__Stated problem__: In the entries below, find the lines that contain the word "Concentration" and copy them.

(Stored entries)
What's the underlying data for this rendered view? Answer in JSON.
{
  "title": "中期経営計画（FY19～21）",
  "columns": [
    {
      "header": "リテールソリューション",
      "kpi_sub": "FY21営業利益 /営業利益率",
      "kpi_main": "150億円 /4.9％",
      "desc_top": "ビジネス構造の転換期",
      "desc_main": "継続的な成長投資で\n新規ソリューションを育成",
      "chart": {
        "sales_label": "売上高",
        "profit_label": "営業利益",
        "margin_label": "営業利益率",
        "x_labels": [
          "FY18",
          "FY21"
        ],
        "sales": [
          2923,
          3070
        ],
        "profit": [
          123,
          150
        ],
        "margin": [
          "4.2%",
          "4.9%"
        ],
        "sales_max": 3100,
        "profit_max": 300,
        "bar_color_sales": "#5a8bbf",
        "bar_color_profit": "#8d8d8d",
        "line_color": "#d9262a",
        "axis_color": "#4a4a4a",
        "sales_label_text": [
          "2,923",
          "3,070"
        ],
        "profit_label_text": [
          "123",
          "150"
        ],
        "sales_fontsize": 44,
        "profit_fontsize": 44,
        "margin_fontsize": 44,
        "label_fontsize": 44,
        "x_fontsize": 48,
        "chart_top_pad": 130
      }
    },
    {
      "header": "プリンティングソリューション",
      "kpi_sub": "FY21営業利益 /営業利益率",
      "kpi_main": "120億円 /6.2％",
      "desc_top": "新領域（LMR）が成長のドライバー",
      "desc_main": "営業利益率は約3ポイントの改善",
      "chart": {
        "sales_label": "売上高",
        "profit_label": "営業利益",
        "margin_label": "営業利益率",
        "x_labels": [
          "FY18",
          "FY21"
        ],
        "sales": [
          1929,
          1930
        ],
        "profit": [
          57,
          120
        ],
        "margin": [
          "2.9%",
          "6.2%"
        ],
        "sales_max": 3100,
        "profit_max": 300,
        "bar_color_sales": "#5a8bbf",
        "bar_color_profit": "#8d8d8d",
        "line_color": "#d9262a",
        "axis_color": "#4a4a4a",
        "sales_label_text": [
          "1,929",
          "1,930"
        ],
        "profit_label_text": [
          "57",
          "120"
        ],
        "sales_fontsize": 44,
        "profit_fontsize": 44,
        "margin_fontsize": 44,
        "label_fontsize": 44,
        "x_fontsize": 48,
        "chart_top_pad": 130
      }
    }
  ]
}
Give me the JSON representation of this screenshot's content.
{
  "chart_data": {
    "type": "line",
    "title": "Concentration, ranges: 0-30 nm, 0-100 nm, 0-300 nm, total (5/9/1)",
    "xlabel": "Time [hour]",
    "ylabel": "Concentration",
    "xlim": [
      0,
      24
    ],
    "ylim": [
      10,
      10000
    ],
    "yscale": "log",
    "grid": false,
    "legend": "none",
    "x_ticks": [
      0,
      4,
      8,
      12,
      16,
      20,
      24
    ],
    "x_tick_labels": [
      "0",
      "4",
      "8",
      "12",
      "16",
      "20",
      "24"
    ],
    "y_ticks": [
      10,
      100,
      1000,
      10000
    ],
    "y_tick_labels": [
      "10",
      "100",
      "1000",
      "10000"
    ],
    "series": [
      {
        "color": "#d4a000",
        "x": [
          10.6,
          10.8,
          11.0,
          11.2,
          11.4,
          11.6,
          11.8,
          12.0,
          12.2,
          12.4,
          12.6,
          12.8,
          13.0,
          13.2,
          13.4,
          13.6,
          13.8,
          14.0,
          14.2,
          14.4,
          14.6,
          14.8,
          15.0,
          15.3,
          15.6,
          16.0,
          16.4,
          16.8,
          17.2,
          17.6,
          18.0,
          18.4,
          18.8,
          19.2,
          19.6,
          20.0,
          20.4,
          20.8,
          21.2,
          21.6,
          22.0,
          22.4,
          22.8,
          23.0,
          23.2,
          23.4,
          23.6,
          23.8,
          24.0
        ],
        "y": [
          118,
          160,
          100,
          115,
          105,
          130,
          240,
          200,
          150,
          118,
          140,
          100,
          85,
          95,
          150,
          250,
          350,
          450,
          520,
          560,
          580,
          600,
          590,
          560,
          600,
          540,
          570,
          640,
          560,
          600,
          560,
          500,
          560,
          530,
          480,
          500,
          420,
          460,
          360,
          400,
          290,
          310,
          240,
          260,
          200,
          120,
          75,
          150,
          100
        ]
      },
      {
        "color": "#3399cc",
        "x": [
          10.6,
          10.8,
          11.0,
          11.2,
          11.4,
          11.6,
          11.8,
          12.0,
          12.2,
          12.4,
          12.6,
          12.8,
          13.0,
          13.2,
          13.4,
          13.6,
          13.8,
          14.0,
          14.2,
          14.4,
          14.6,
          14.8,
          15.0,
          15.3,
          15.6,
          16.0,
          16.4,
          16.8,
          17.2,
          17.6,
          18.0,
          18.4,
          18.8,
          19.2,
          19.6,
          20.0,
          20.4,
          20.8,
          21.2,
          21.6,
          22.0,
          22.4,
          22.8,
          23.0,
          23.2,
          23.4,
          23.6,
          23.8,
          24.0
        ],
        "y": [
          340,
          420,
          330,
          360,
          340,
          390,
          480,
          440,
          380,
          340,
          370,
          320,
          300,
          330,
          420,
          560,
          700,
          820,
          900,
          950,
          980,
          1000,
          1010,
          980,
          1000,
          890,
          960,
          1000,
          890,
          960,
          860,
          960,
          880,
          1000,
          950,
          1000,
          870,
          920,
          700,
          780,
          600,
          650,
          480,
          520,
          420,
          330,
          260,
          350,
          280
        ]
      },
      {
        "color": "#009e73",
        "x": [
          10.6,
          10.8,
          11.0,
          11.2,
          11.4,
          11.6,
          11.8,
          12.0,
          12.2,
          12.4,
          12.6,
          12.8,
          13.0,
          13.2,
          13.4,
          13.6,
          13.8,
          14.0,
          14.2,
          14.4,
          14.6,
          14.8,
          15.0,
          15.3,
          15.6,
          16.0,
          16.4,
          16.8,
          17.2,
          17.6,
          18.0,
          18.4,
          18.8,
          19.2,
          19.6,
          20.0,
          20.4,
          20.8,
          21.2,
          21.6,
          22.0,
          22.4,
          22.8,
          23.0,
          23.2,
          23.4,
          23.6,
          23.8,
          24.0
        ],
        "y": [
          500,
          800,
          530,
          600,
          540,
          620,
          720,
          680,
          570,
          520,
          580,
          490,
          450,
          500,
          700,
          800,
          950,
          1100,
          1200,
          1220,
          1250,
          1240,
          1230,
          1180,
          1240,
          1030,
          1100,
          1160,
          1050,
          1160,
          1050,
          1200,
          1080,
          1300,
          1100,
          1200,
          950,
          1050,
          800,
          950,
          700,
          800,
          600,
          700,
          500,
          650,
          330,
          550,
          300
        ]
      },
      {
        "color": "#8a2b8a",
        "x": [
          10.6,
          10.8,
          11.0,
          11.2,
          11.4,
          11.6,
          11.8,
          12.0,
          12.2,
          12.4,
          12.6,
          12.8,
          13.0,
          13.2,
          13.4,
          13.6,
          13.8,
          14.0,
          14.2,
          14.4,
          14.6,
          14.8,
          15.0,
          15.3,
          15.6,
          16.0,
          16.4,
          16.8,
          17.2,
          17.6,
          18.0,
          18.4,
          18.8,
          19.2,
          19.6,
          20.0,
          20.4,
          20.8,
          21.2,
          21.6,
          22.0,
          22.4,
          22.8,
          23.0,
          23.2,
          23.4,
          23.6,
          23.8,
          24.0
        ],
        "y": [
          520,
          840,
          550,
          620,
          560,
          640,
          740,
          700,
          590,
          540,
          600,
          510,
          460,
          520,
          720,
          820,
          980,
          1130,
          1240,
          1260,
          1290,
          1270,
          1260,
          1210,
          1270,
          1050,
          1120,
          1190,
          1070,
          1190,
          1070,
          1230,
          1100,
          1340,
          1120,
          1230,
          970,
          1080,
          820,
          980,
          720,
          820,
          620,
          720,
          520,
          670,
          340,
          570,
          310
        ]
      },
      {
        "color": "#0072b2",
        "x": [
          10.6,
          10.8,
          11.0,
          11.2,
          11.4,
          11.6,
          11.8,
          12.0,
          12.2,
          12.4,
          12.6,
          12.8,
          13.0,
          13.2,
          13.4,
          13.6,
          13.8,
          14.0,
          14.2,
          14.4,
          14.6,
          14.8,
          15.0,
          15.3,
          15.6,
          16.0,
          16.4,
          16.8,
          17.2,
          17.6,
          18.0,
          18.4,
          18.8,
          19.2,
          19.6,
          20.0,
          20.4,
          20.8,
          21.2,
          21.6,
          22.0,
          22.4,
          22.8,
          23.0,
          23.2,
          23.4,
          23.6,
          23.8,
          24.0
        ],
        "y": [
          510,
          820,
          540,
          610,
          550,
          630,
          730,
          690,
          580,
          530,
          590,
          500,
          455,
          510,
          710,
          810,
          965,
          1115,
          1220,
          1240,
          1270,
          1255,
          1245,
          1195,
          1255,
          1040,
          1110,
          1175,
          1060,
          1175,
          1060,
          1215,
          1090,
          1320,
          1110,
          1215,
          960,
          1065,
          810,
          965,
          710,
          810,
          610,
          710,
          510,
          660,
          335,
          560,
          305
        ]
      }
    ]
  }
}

__Result of the exercise__:
    "title": "Concentration, ranges: 0-30 nm, 0-100 nm, 0-300 nm, total (5/9/1)",
    "ylabel": "Concentration",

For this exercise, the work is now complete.